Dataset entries
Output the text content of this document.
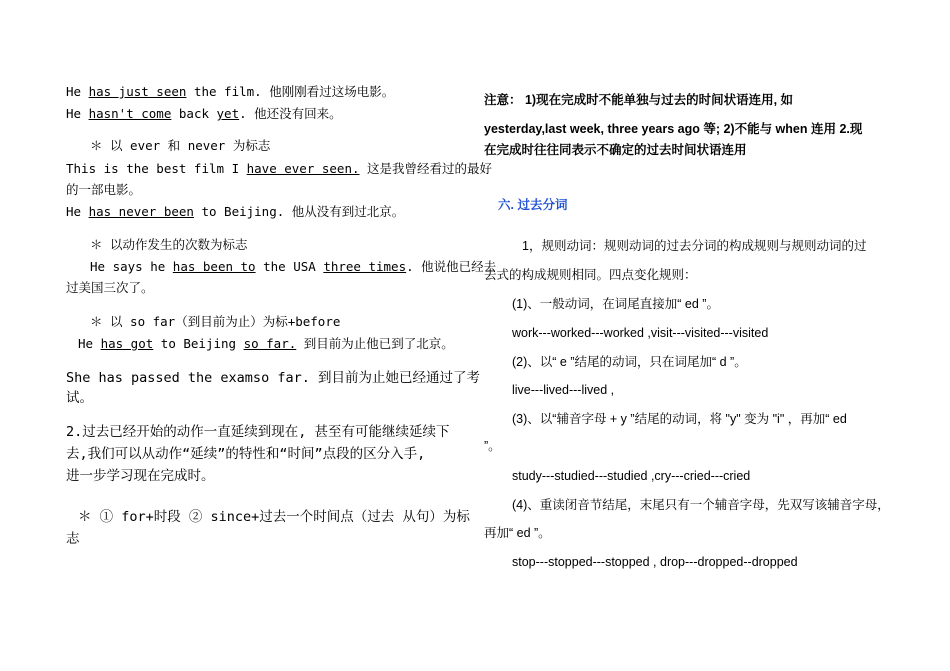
He has just seen the film. 他刚刚看过这场电影。
He hasn't come back yet. 他还没有回来。
＊ 以 ever 和 never 为标志
This is the best film I have ever seen. 这是我曾经看过的最好
的一部电影。
He has never been to Beijing. 他从没有到过北京。
＊ 以动作发生的次数为标志
He says he has been to the USA three times. 他说他已经去
过美国三次了。
＊ 以 so far（到目前为止）为标+before
He has got to Beijing so far. 到目前为止他已到了北京。
She has passed the examso far. 到目前为止她已经通过了考
试。
2.过去已经开始的动作一直延续到现在, 甚至有可能继续延续下
去,我们可以从动作“延续”的特性和“时间”点段的区分入手,
进一步学习现在完成时。
＊ ① for+时段 ② since+过去一个时间点（过去 从句）为标
志
注意： 1)现在完成时不能单独与过去的时间状语连用, 如
yesterday,last week, three years ago 等; 2)不能与 when 连用 2.现
在完成时往往同表示不确定的过去时间状语连用
六. 过去分词
1，规则动词：规则动词的过去分词的构成规则与规则动词的过
去式的构成规则相同。四点变化规则：
(1)、一般动词，在词尾直接加“ ed ”。
work---worked---worked ,visit---visited---visited
(2)、以“ e ”结尾的动词，只在词尾加“ d ”。
live---lived---lived ,
(3)、以“辅音字母 + y ”结尾的动词，将 "y" 变为 "i" ，再加“ ed
”。
study---studied---studied ,cry---cried---cried
(4)、重读闭音节结尾，末尾只有一个辅音字母，先双写该辅音字母，
再加“ ed ”。
stop---stopped---stopped , drop---dropped--dropped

■ TASK BRIEF
Transcribe the whole listing, character for character, but not its images.

■ CORRECT OUTPUT
Output the text content of this document.
He has just seen the film. 他刚刚看过这场电影。
He hasn't come back yet. 他还没有回来。
＊ 以 ever 和 never 为标志
This is the best film I have ever seen. 这是我曾经看过的最好
的一部电影。
He has never been to Beijing. 他从没有到过北京。
＊ 以动作发生的次数为标志
He says he has been to the USA three times. 他说他已经去
过美国三次了。
＊ 以 so far（到目前为止）为标+before
He has got to Beijing so far. 到目前为止他已到了北京。
She has passed the examso far. 到目前为止她已经通过了考
试。
2.过去已经开始的动作一直延续到现在, 甚至有可能继续延续下
去,我们可以从动作“延续”的特性和“时间”点段的区分入手,
进一步学习现在完成时。
＊ ① for+时段 ② since+过去一个时间点（过去 从句）为标
志
注意： 1)现在完成时不能单独与过去的时间状语连用, 如
yesterday,last week, three years ago 等; 2)不能与 when 连用 2.现
在完成时往往同表示不确定的过去时间状语连用
六. 过去分词
1，规则动词：规则动词的过去分词的构成规则与规则动词的过
去式的构成规则相同。四点变化规则：
(1)、一般动词，在词尾直接加“ ed ”。
work---worked---worked ,visit---visited---visited
(2)、以“ e ”结尾的动词，只在词尾加“ d ”。
live---lived---lived ,
(3)、以“辅音字母 + y ”结尾的动词，将 "y" 变为 "i" ，再加“ ed
”。
study---studied---studied ,cry---cried---cried
(4)、重读闭音节结尾，末尾只有一个辅音字母，先双写该辅音字母，
再加“ ed ”。
stop---stopped---stopped , drop---dropped--dropped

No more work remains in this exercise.